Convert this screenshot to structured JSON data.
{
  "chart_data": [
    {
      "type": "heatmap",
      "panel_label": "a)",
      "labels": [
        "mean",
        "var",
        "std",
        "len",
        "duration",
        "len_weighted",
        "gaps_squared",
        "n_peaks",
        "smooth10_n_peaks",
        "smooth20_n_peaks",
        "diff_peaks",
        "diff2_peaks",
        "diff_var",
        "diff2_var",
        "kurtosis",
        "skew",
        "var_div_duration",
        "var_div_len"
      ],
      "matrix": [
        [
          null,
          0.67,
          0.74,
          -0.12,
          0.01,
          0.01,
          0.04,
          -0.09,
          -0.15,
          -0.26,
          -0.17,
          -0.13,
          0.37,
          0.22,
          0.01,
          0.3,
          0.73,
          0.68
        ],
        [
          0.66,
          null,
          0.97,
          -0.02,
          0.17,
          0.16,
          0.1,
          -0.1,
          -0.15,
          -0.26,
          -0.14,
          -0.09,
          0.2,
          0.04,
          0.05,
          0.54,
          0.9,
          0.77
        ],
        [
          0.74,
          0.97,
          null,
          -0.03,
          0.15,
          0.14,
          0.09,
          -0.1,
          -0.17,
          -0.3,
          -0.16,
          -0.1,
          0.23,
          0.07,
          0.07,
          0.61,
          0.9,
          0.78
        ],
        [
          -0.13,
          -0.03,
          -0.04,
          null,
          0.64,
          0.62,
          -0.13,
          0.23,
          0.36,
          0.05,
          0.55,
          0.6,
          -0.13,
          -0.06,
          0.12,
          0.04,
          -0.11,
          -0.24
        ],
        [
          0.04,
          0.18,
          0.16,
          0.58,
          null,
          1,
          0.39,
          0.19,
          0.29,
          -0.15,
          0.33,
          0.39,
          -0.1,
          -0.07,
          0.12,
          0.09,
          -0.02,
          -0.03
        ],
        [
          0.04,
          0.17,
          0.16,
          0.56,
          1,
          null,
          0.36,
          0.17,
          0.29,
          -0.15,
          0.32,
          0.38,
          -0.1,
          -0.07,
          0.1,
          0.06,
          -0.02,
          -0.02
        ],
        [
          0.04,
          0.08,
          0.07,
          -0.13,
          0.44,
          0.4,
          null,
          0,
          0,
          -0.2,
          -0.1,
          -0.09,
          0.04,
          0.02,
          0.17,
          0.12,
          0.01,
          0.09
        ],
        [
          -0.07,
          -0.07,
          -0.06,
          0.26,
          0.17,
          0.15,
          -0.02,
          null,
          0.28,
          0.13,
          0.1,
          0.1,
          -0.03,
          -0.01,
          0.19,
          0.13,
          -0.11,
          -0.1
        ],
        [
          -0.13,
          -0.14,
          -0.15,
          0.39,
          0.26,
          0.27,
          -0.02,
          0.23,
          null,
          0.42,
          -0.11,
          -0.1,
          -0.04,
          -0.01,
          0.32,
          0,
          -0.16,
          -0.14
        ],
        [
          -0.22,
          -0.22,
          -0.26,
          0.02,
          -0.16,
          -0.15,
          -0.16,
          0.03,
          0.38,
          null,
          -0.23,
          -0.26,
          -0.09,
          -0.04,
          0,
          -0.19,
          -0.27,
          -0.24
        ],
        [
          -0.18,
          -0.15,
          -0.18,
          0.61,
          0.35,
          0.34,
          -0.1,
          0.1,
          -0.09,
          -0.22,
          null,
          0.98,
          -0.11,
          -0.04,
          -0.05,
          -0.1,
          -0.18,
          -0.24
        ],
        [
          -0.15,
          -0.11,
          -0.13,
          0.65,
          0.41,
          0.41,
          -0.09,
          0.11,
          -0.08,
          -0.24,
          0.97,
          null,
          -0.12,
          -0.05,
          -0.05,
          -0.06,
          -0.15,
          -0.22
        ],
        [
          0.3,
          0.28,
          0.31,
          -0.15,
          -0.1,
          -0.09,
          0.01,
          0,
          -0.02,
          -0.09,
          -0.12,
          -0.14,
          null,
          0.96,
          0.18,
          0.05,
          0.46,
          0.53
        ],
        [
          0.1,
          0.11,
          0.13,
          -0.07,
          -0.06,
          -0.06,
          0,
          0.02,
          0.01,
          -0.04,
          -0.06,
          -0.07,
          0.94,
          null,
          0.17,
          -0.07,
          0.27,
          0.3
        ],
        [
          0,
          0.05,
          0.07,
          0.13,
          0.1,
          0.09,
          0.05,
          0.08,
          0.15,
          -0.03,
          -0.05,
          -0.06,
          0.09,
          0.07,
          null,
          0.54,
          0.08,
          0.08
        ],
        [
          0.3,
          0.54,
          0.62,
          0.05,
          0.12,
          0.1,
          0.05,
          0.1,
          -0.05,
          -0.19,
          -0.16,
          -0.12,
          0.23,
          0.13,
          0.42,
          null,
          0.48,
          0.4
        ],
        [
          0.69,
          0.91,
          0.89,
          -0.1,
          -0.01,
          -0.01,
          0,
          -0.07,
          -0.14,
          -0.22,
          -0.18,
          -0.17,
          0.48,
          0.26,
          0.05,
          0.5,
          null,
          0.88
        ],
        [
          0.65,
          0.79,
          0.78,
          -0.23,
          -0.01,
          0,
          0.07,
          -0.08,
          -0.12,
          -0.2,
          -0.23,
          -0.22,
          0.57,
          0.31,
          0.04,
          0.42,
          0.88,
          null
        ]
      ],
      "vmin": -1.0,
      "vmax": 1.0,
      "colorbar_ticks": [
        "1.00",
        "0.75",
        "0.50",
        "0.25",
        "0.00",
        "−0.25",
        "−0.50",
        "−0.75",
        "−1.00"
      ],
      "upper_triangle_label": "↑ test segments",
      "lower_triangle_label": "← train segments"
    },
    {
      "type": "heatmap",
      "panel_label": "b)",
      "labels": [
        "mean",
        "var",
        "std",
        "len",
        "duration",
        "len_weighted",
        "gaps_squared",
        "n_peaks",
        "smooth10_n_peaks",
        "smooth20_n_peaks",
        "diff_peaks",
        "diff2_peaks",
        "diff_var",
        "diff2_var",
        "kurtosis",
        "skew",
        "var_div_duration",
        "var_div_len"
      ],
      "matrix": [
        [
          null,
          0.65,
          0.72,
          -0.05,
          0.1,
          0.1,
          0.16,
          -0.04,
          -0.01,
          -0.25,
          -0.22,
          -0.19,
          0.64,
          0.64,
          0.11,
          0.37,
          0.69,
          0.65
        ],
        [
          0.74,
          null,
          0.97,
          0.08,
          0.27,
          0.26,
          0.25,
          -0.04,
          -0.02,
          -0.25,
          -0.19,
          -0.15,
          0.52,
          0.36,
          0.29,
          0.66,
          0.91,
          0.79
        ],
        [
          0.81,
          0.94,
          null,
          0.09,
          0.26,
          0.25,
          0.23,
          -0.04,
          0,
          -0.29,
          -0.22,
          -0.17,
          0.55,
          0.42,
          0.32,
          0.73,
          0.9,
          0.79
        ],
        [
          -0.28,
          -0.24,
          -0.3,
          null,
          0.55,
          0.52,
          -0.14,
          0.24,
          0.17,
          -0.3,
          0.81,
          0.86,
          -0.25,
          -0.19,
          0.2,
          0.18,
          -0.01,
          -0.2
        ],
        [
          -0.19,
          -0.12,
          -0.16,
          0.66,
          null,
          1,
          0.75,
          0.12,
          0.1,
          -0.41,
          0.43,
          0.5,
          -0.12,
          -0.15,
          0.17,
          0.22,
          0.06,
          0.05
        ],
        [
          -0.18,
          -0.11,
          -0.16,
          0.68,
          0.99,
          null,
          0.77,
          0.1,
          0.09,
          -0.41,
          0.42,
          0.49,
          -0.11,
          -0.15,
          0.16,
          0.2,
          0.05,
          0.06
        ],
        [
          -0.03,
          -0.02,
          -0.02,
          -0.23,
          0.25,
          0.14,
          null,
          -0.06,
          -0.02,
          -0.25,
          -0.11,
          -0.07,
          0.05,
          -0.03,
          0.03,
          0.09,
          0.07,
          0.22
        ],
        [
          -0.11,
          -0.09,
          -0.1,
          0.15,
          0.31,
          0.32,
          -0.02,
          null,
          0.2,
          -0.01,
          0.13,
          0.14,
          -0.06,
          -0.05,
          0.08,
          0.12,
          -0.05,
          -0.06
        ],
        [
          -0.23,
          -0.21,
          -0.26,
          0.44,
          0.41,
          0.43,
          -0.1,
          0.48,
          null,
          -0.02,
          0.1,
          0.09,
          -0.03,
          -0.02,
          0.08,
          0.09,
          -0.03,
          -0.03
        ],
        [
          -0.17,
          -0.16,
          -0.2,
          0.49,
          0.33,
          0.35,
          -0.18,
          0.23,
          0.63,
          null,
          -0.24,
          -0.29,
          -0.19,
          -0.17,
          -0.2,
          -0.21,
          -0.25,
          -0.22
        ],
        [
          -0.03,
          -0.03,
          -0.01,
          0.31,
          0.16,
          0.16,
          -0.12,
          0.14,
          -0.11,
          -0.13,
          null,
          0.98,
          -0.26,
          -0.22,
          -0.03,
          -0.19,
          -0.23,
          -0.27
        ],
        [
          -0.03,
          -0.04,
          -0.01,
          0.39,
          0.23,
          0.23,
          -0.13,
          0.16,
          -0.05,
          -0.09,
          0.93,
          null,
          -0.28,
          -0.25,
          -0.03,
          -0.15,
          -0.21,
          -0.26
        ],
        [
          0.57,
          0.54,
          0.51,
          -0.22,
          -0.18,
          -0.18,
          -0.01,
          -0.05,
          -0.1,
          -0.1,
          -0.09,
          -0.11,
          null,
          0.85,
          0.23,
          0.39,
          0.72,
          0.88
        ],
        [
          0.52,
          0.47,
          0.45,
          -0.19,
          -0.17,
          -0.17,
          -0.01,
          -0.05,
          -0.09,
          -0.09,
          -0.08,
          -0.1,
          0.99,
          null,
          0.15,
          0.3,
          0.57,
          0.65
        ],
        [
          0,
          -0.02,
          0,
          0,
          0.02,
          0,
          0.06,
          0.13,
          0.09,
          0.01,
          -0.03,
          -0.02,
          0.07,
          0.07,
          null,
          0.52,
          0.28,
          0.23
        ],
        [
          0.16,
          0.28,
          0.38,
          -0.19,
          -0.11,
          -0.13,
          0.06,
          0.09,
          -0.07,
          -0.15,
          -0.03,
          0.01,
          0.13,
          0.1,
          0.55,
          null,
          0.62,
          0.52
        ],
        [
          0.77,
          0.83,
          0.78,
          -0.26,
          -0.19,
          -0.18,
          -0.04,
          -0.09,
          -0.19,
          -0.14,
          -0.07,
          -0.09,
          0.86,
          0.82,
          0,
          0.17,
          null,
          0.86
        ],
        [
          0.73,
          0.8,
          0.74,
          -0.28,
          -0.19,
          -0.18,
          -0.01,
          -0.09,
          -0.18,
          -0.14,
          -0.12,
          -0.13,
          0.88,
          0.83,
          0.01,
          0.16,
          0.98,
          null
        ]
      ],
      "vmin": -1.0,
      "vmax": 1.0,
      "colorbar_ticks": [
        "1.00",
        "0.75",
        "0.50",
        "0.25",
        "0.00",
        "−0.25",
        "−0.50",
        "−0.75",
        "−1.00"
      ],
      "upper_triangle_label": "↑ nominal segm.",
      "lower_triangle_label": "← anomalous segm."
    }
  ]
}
++++++++++++++++++++
GIVEN TASK: Copy each line above containing the string "segments".

RESPONSE:
      "upper_triangle_label": "↑ test segments",
      "lower_triangle_label": "← train segments"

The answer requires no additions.